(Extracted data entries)
□ □ □ □

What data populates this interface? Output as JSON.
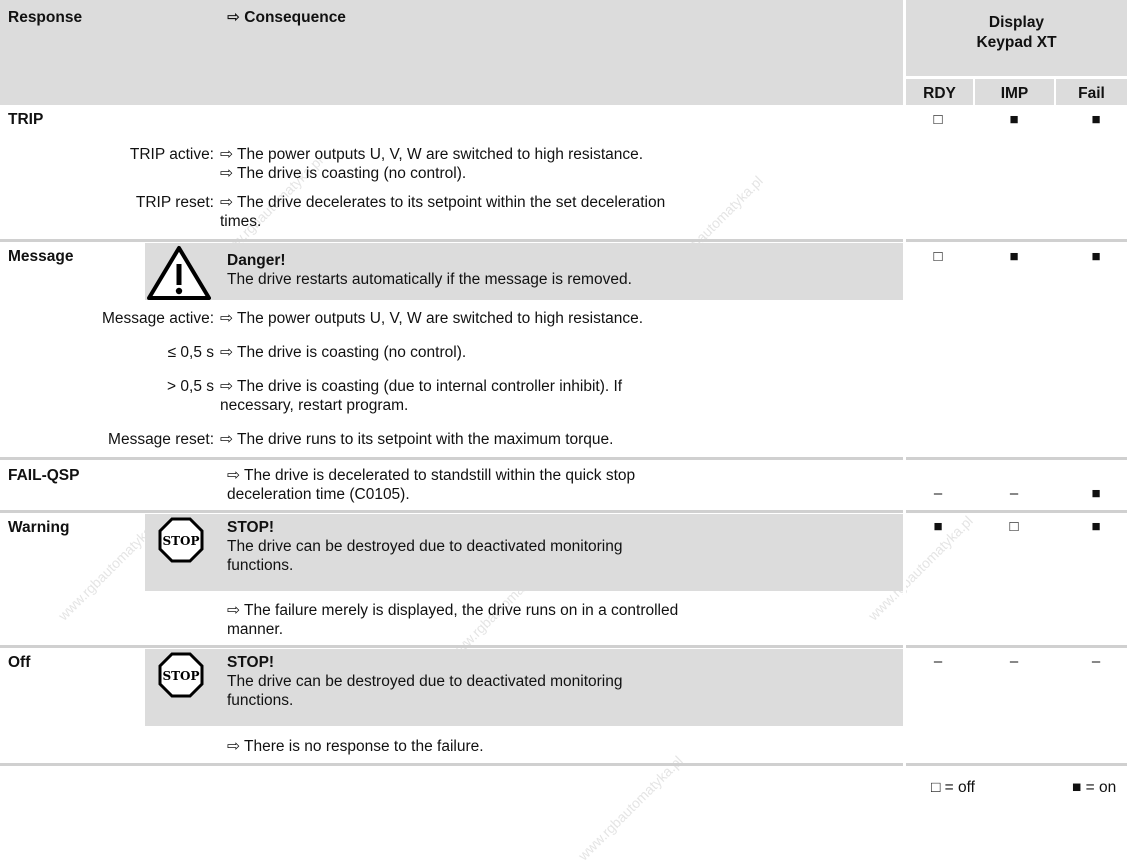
{
  "header": {
    "response": "Response",
    "consequence": "⇨ Consequence",
    "display_line1": "Display",
    "display_line2": "Keypad XT",
    "col_rdy": "RDY",
    "col_imp": "IMP",
    "col_fail": "Fail"
  },
  "trip": {
    "label": "TRIP",
    "active_label": "TRIP active:",
    "active_1": "⇨ The power outputs U, V, W are switched to high resistance.",
    "active_2": "⇨ The drive is coasting (no control).",
    "reset_label": "TRIP reset:",
    "reset_1": "⇨ The drive decelerates to its setpoint within the set deceleration",
    "reset_2": "times.",
    "rdy": "□",
    "imp": "■",
    "fail": "■"
  },
  "message": {
    "label": "Message",
    "danger_title": "Danger!",
    "danger_text": "The drive restarts automatically if the message is removed.",
    "active_label": "Message active:",
    "active_text": "⇨ The power outputs U, V, W are switched to high resistance.",
    "le_label": "≤ 0,5 s",
    "le_text": "⇨ The drive is coasting (no control).",
    "gt_label": "> 0,5 s",
    "gt_1": "⇨ The drive is coasting (due to internal controller inhibit). If",
    "gt_2": "necessary, restart program.",
    "reset_label": "Message reset:",
    "reset_text": "⇨ The drive runs to its setpoint with the maximum torque.",
    "rdy": "□",
    "imp": "■",
    "fail": "■"
  },
  "failqsp": {
    "label": "FAIL-QSP",
    "text_1": "⇨ The drive is decelerated to standstill within the quick stop",
    "text_2": "deceleration time (C0105).",
    "rdy": "–",
    "imp": "–",
    "fail": "■"
  },
  "warning": {
    "label": "Warning",
    "icon_text": "STOP",
    "stop_title": "STOP!",
    "stop_1": "The drive can be destroyed due to deactivated monitoring",
    "stop_2": "functions.",
    "text_1": "⇨ The failure merely is displayed, the drive runs on in a controlled",
    "text_2": "manner.",
    "rdy": "■",
    "imp": "□",
    "fail": "■"
  },
  "off": {
    "label": "Off",
    "icon_text": "STOP",
    "stop_title": "STOP!",
    "stop_1": "The drive can be destroyed due to deactivated monitoring",
    "stop_2": "functions.",
    "text_1": "⇨ There is no response to the failure.",
    "rdy": "–",
    "imp": "–",
    "fail": "–"
  },
  "legend": {
    "off": "□ = off",
    "on": "■ = on"
  },
  "watermark": "www.rgbautomatyka.pl"
}
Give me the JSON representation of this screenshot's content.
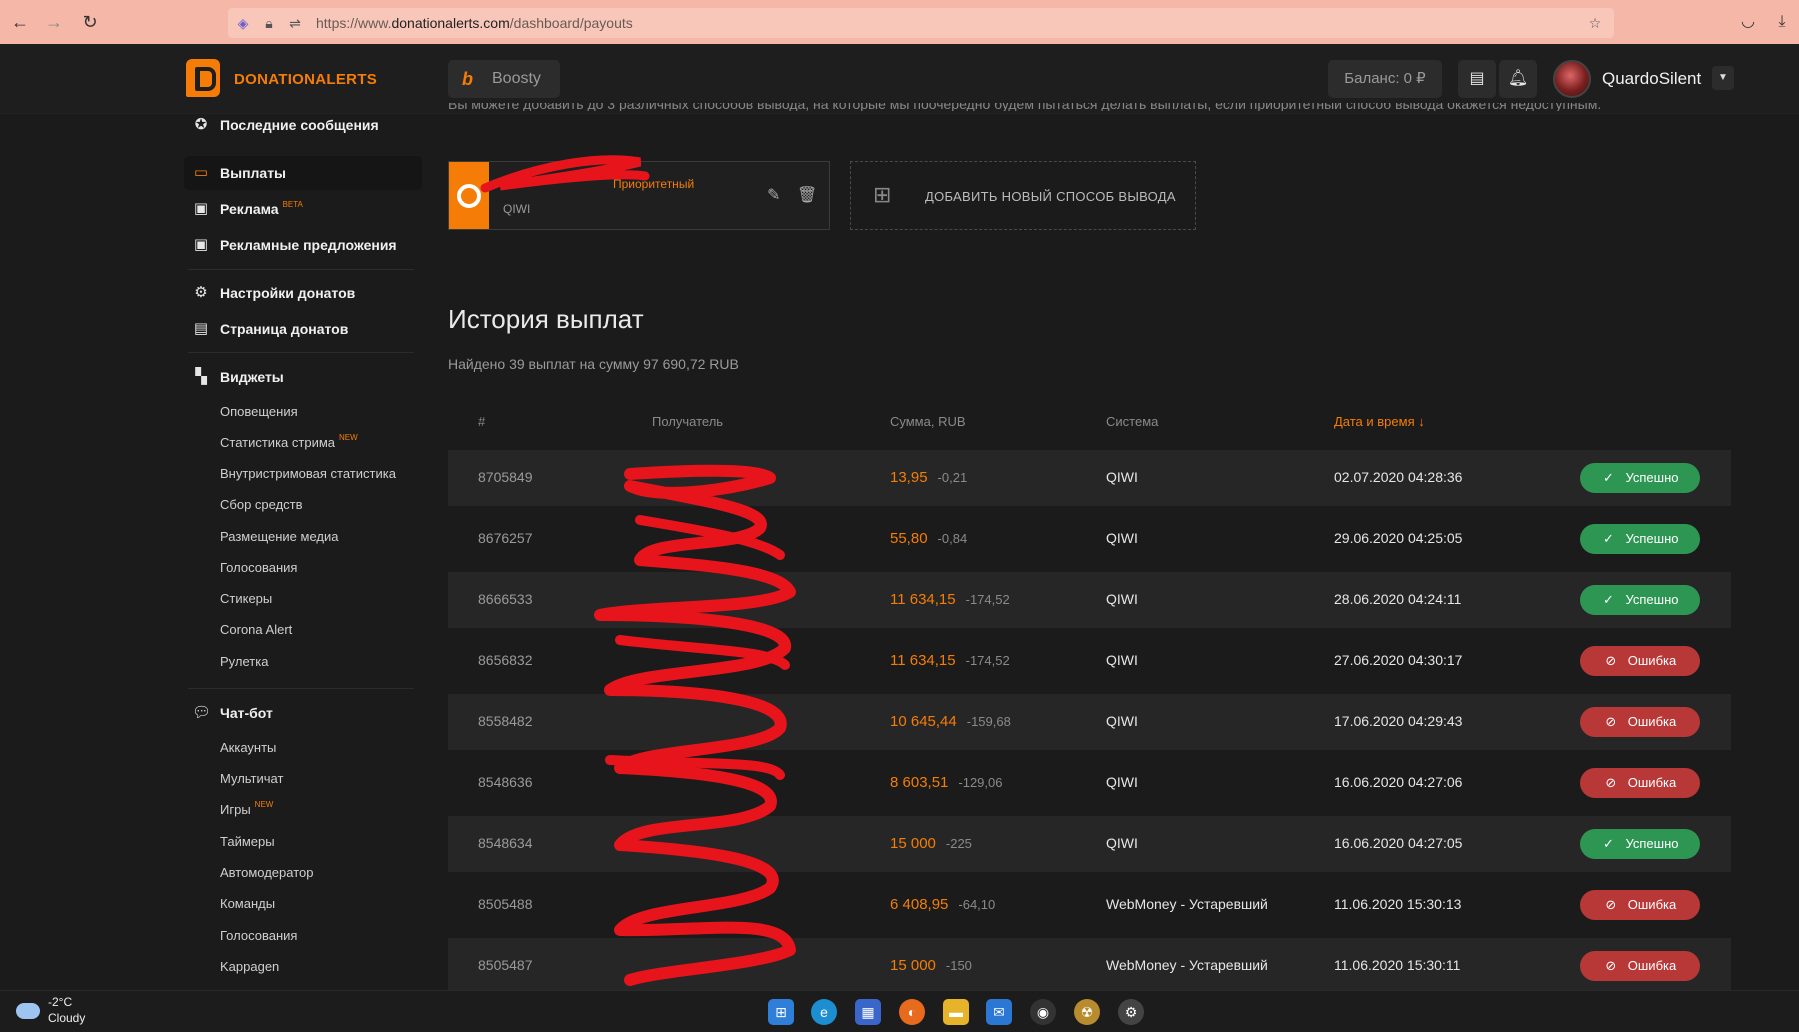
{
  "browser": {
    "url_prefix": "https://www.",
    "url_domain": "donationalerts.com",
    "url_path": "/dashboard/payouts"
  },
  "header": {
    "logo_text": "DONATIONALERTS",
    "boosty_label": "Boosty",
    "balance_label": "Баланс: 0 ₽",
    "username": "QuardoSilent"
  },
  "sidebar": {
    "items": [
      {
        "label": "Последние сообщения",
        "icon": "star-icon"
      },
      {
        "label": "Выплаты",
        "icon": "wallet-icon"
      },
      {
        "label": "Реклама",
        "badge": "BETA",
        "icon": "briefcase-icon"
      },
      {
        "label": "Рекламные предложения",
        "icon": "briefcase-icon"
      },
      {
        "label": "Настройки донатов",
        "icon": "gear-icon"
      },
      {
        "label": "Страница донатов",
        "icon": "page-icon"
      },
      {
        "label": "Виджеты",
        "icon": "widgets-icon"
      },
      {
        "label": "Чат-бот",
        "icon": "chat-icon"
      }
    ],
    "widgets_sub": [
      "Оповещения",
      "Статистика стрима",
      "Внутристримовая статистика",
      "Сбор средств",
      "Размещение медиа",
      "Голосования",
      "Стикеры",
      "Corona Alert",
      "Рулетка"
    ],
    "widgets_new_badge": "NEW",
    "chatbot_sub": [
      "Аккаунты",
      "Мультичат",
      "Игры",
      "Таймеры",
      "Автомодератор",
      "Команды",
      "Голосования",
      "Kappagen"
    ]
  },
  "main": {
    "top_hint": "Вы можете добавить до 3 различных способов вывода, на которые мы поочередно будем пытаться делать выплаты, если приоритетный способ вывода окажется недоступным.",
    "payout_method": {
      "priority_label": "Приоритетный",
      "system": "QIWI"
    },
    "add_method_label": "ДОБАВИТЬ НОВЫЙ СПОСОБ ВЫВОДА",
    "history_title": "История выплат",
    "history_summary": "Найдено 39 выплат на сумму 97 690,72 RUB",
    "columns": [
      "#",
      "Получатель",
      "Сумма, RUB",
      "Система",
      "Дата и время ↓"
    ],
    "rows": [
      {
        "id": "8705849",
        "amount": "13,95",
        "fee": "-0,21",
        "system": "QIWI",
        "date": "02.07.2020 04:28:36",
        "status": "Успешно",
        "ok": true
      },
      {
        "id": "8676257",
        "amount": "55,80",
        "fee": "-0,84",
        "system": "QIWI",
        "date": "29.06.2020 04:25:05",
        "status": "Успешно",
        "ok": true
      },
      {
        "id": "8666533",
        "amount": "11 634,15",
        "fee": "-174,52",
        "system": "QIWI",
        "date": "28.06.2020 04:24:11",
        "status": "Успешно",
        "ok": true
      },
      {
        "id": "8656832",
        "amount": "11 634,15",
        "fee": "-174,52",
        "system": "QIWI",
        "date": "27.06.2020 04:30:17",
        "status": "Ошибка",
        "ok": false
      },
      {
        "id": "8558482",
        "amount": "10 645,44",
        "fee": "-159,68",
        "system": "QIWI",
        "date": "17.06.2020 04:29:43",
        "status": "Ошибка",
        "ok": false
      },
      {
        "id": "8548636",
        "amount": "8 603,51",
        "fee": "-129,06",
        "system": "QIWI",
        "date": "16.06.2020 04:27:06",
        "status": "Ошибка",
        "ok": false
      },
      {
        "id": "8548634",
        "amount": "15 000",
        "fee": "-225",
        "system": "QIWI",
        "date": "16.06.2020 04:27:05",
        "status": "Успешно",
        "ok": true
      },
      {
        "id": "8505488",
        "amount": "6 408,95",
        "fee": "-64,10",
        "system": "WebMoney - Устаревший",
        "date": "11.06.2020 15:30:13",
        "status": "Ошибка",
        "ok": false
      },
      {
        "id": "8505487",
        "amount": "15 000",
        "fee": "-150",
        "system": "WebMoney - Устаревший",
        "date": "11.06.2020 15:30:11",
        "status": "Ошибка",
        "ok": false
      }
    ]
  },
  "taskbar": {
    "temperature": "-2°C",
    "condition": "Cloudy"
  },
  "colors": {
    "accent": "#f57d07",
    "success": "#2e9653",
    "error": "#b83737",
    "background": "#1b1b1b"
  }
}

□ □ □ □

__Given problem__
Reproduce the entries above without change, omitting all pictures.

__Written solution__
What data populates this interface? Output as JSON.
{
  "header": {
    "response": "Response",
    "consequence": "⇨ Consequence",
    "display_line1": "Display",
    "display_line2": "Keypad XT",
    "col_rdy": "RDY",
    "col_imp": "IMP",
    "col_fail": "Fail"
  },
  "trip": {
    "label": "TRIP",
    "active_label": "TRIP active:",
    "active_1": "⇨ The power outputs U, V, W are switched to high resistance.",
    "active_2": "⇨ The drive is coasting (no control).",
    "reset_label": "TRIP reset:",
    "reset_1": "⇨ The drive decelerates to its setpoint within the set deceleration",
    "reset_2": "times.",
    "rdy": "□",
    "imp": "■",
    "fail": "■"
  },
  "message": {
    "label": "Message",
    "danger_title": "Danger!",
    "danger_text": "The drive restarts automatically if the message is removed.",
    "active_label": "Message active:",
    "active_text": "⇨ The power outputs U, V, W are switched to high resistance.",
    "le_label": "≤ 0,5 s",
    "le_text": "⇨ The drive is coasting (no control).",
    "gt_label": "> 0,5 s",
    "gt_1": "⇨ The drive is coasting (due to internal controller inhibit). If",
    "gt_2": "necessary, restart program.",
    "reset_label": "Message reset:",
    "reset_text": "⇨ The drive runs to its setpoint with the maximum torque.",
    "rdy": "□",
    "imp": "■",
    "fail": "■"
  },
  "failqsp": {
    "label": "FAIL-QSP",
    "text_1": "⇨ The drive is decelerated to standstill within the quick stop",
    "text_2": "deceleration time (C0105).",
    "rdy": "–",
    "imp": "–",
    "fail": "■"
  },
  "warning": {
    "label": "Warning",
    "icon_text": "STOP",
    "stop_title": "STOP!",
    "stop_1": "The drive can be destroyed due to deactivated monitoring",
    "stop_2": "functions.",
    "text_1": "⇨ The failure merely is displayed, the drive runs on in a controlled",
    "text_2": "manner.",
    "rdy": "■",
    "imp": "□",
    "fail": "■"
  },
  "off": {
    "label": "Off",
    "icon_text": "STOP",
    "stop_title": "STOP!",
    "stop_1": "The drive can be destroyed due to deactivated monitoring",
    "stop_2": "functions.",
    "text_1": "⇨ There is no response to the failure.",
    "rdy": "–",
    "imp": "–",
    "fail": "–"
  },
  "legend": {
    "off": "□ = off",
    "on": "■ = on"
  },
  "watermark": "www.rgbautomatyka.pl"
}
Give me the JSON representation of this screenshot's content.
{
  "browser": {
    "url_prefix": "https://www.",
    "url_domain": "donationalerts.com",
    "url_path": "/dashboard/payouts"
  },
  "header": {
    "logo_text": "DONATIONALERTS",
    "boosty_label": "Boosty",
    "balance_label": "Баланс: 0 ₽",
    "username": "QuardoSilent"
  },
  "sidebar": {
    "items": [
      {
        "label": "Последние сообщения",
        "icon": "star-icon"
      },
      {
        "label": "Выплаты",
        "icon": "wallet-icon"
      },
      {
        "label": "Реклама",
        "badge": "BETA",
        "icon": "briefcase-icon"
      },
      {
        "label": "Рекламные предложения",
        "icon": "briefcase-icon"
      },
      {
        "label": "Настройки донатов",
        "icon": "gear-icon"
      },
      {
        "label": "Страница донатов",
        "icon": "page-icon"
      },
      {
        "label": "Виджеты",
        "icon": "widgets-icon"
      },
      {
        "label": "Чат-бот",
        "icon": "chat-icon"
      }
    ],
    "widgets_sub": [
      "Оповещения",
      "Статистика стрима",
      "Внутристримовая статистика",
      "Сбор средств",
      "Размещение медиа",
      "Голосования",
      "Стикеры",
      "Corona Alert",
      "Рулетка"
    ],
    "widgets_new_badge": "NEW",
    "chatbot_sub": [
      "Аккаунты",
      "Мультичат",
      "Игры",
      "Таймеры",
      "Автомодератор",
      "Команды",
      "Голосования",
      "Kappagen"
    ]
  },
  "main": {
    "top_hint": "Вы можете добавить до 3 различных способов вывода, на которые мы поочередно будем пытаться делать выплаты, если приоритетный способ вывода окажется недоступным.",
    "payout_method": {
      "priority_label": "Приоритетный",
      "system": "QIWI"
    },
    "add_method_label": "ДОБАВИТЬ НОВЫЙ СПОСОБ ВЫВОДА",
    "history_title": "История выплат",
    "history_summary": "Найдено 39 выплат на сумму 97 690,72 RUB",
    "columns": [
      "#",
      "Получатель",
      "Сумма, RUB",
      "Система",
      "Дата и время ↓"
    ],
    "rows": [
      {
        "id": "8705849",
        "amount": "13,95",
        "fee": "-0,21",
        "system": "QIWI",
        "date": "02.07.2020 04:28:36",
        "status": "Успешно",
        "ok": true
      },
      {
        "id": "8676257",
        "amount": "55,80",
        "fee": "-0,84",
        "system": "QIWI",
        "date": "29.06.2020 04:25:05",
        "status": "Успешно",
        "ok": true
      },
      {
        "id": "8666533",
        "amount": "11 634,15",
        "fee": "-174,52",
        "system": "QIWI",
        "date": "28.06.2020 04:24:11",
        "status": "Успешно",
        "ok": true
      },
      {
        "id": "8656832",
        "amount": "11 634,15",
        "fee": "-174,52",
        "system": "QIWI",
        "date": "27.06.2020 04:30:17",
        "status": "Ошибка",
        "ok": false
      },
      {
        "id": "8558482",
        "amount": "10 645,44",
        "fee": "-159,68",
        "system": "QIWI",
        "date": "17.06.2020 04:29:43",
        "status": "Ошибка",
        "ok": false
      },
      {
        "id": "8548636",
        "amount": "8 603,51",
        "fee": "-129,06",
        "system": "QIWI",
        "date": "16.06.2020 04:27:06",
        "status": "Ошибка",
        "ok": false
      },
      {
        "id": "8548634",
        "amount": "15 000",
        "fee": "-225",
        "system": "QIWI",
        "date": "16.06.2020 04:27:05",
        "status": "Успешно",
        "ok": true
      },
      {
        "id": "8505488",
        "amount": "6 408,95",
        "fee": "-64,10",
        "system": "WebMoney - Устаревший",
        "date": "11.06.2020 15:30:13",
        "status": "Ошибка",
        "ok": false
      },
      {
        "id": "8505487",
        "amount": "15 000",
        "fee": "-150",
        "system": "WebMoney - Устаревший",
        "date": "11.06.2020 15:30:11",
        "status": "Ошибка",
        "ok": false
      }
    ]
  },
  "taskbar": {
    "temperature": "-2°C",
    "condition": "Cloudy"
  },
  "colors": {
    "accent": "#f57d07",
    "success": "#2e9653",
    "error": "#b83737",
    "background": "#1b1b1b"
  }
}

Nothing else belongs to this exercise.